- Source passage
** Start **

This SQLAlchemy page PostgreSQL lists several connector packages. I’m using psycopg2 2.9.57, since it is on top of the list, and also it seems to be used by everybody else.

I am replicating the MySQL database, and the stored procedure discussed in Python: executing MySQL stored procedures which return multiple result sets over to PostgreSQL.

To recap, the source database is the MySQL test data released by Oracle Corporation. Downloadable from https://github.com/datacharmer/test_db. I’ve migrated it over to PostgreSQL as discussed in pgloader Docker: migrating from Docker & localhost MySQL to localhost PostgreSQL, please see command ❷.

The stored function in this post is exactly identical to the one in MySQL. That is:

  • Each returned record set is in its own list. And in this list:
    • The first element is the list of column names.
    • The subsequent elements are lists of data records.
  • All record set lists are stored within a another list.
  • When there is no data, extract only column names for each record set.

I’ve not done PostgreSQL before. I’ve commercial experiences with Microsoft SQL Server, Oracle, InterBase and MySQL: the PostgreSQL learning curve is not too steep for me… Before writing this post, I’ve finished porting fourteen ( 14 ) stored methods in MySQL to PostgreSQL for the project I’m currently working on. The objective is to get the server application supports both MySQL and PostgreSQL seamlessly. None of the stored method I’ve ported returns multiple result sets, I’m looking at this issue just for my own understanding. Principal references used in this post are:

  1. Postgres function: return multiple tables -- please see the accepted answer. The stored function does not have any named cursor in the argument list, just RETURNS setof refcursor.
  2. Is there a proper way to handle cursors returned from a postgresql function in psycopg? This is not about multiple result sets, but about using named cursor. I.e. cur1.callproc('reffunc', ['curname']). I'm not sure if this is a correct answer ( it was accepted ) or not, but it does give me some more information to experiment with, especially ['curname'].
  3. Get a list of column names from a psycopg2 cursor executing stored proc? -- please see the answer by user piro on Mar 1, 2018. He's one of the maintainers of the psycopg2 2.9.57 library.

    Also, the Python codes presented by the post initiator give me information on how to work the named cursor, too.

It is a bit hard to articulate, but these three ( 3 ) posts have given me enough to do my own experiments: I don’t like the idea of having to specify a list of returned named cursors in the manner of reference posts 2 ( two ) and 3 ( three ). I like the flexibility in reference post 1 ( one ) much better.

This is my first version of the stored method:

create or replace function DemoStoredProc1( pm_dept_no varchar(4) )
returns setof refcursor
language plpgsql
as
$$
declare 
  c1 refcursor;
  c2 refcursor;
begin
  open c1 for 
  select * from departments where dept_no = pm_dept_no;
  return next c1;
  
  open c2 for   
  select * from dept_manager where dept_no = pm_dept_no;
  return next c2;
end;
$$

I test it within pgAdmin with:

select * from DemoStoredProc1( 'd001' );

And the output is:

demostoredproc1 refcursor
<unnamed portal 1>;
<unnamed portal 2>;

From what I can gather, each of these unnamed portal refcursor is called a server side cursor?

** End **

- Records shown
** Start **

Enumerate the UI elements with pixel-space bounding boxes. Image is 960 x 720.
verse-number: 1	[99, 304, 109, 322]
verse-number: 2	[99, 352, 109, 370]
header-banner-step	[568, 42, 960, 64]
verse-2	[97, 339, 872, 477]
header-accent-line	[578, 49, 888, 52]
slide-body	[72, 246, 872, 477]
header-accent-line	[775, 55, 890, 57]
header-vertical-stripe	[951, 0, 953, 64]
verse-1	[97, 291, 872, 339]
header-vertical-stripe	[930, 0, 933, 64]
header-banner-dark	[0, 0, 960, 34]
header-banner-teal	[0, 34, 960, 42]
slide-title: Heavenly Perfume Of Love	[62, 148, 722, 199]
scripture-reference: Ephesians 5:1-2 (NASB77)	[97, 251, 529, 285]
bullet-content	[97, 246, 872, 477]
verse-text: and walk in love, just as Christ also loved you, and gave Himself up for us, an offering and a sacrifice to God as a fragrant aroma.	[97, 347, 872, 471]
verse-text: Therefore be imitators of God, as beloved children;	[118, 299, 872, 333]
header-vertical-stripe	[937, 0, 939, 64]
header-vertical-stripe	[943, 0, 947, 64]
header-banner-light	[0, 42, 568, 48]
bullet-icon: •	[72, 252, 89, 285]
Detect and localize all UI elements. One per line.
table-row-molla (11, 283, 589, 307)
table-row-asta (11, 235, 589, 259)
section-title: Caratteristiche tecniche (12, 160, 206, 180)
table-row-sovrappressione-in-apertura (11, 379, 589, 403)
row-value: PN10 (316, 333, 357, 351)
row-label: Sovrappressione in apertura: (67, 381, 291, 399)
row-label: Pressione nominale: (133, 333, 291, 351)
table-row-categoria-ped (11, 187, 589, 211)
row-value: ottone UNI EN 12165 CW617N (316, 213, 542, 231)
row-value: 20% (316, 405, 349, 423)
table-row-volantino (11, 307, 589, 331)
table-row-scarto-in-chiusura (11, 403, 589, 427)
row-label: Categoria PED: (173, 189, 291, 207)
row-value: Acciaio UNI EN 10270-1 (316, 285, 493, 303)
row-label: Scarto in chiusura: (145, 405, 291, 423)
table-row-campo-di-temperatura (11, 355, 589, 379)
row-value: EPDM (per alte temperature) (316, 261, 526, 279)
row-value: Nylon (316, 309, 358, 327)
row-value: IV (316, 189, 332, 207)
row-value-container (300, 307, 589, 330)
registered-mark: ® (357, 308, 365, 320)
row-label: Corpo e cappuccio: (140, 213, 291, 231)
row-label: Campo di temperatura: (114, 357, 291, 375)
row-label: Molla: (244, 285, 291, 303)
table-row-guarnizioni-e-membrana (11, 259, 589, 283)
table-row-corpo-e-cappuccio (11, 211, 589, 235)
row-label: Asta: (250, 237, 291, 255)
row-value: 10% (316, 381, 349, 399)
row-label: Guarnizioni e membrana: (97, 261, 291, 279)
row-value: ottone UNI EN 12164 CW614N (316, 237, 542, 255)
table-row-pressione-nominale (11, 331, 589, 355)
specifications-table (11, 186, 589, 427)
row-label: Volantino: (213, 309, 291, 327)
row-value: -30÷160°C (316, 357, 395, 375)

** End **

- Your task
According to the PostgreSQL stored function passage, how many stored methods had the writer already ported from MySQL to PostgreSQL before writing the post? Rely solely on the PostgreSQL stored function passage for what comes next.

- Correct response
Fourteen stored methods.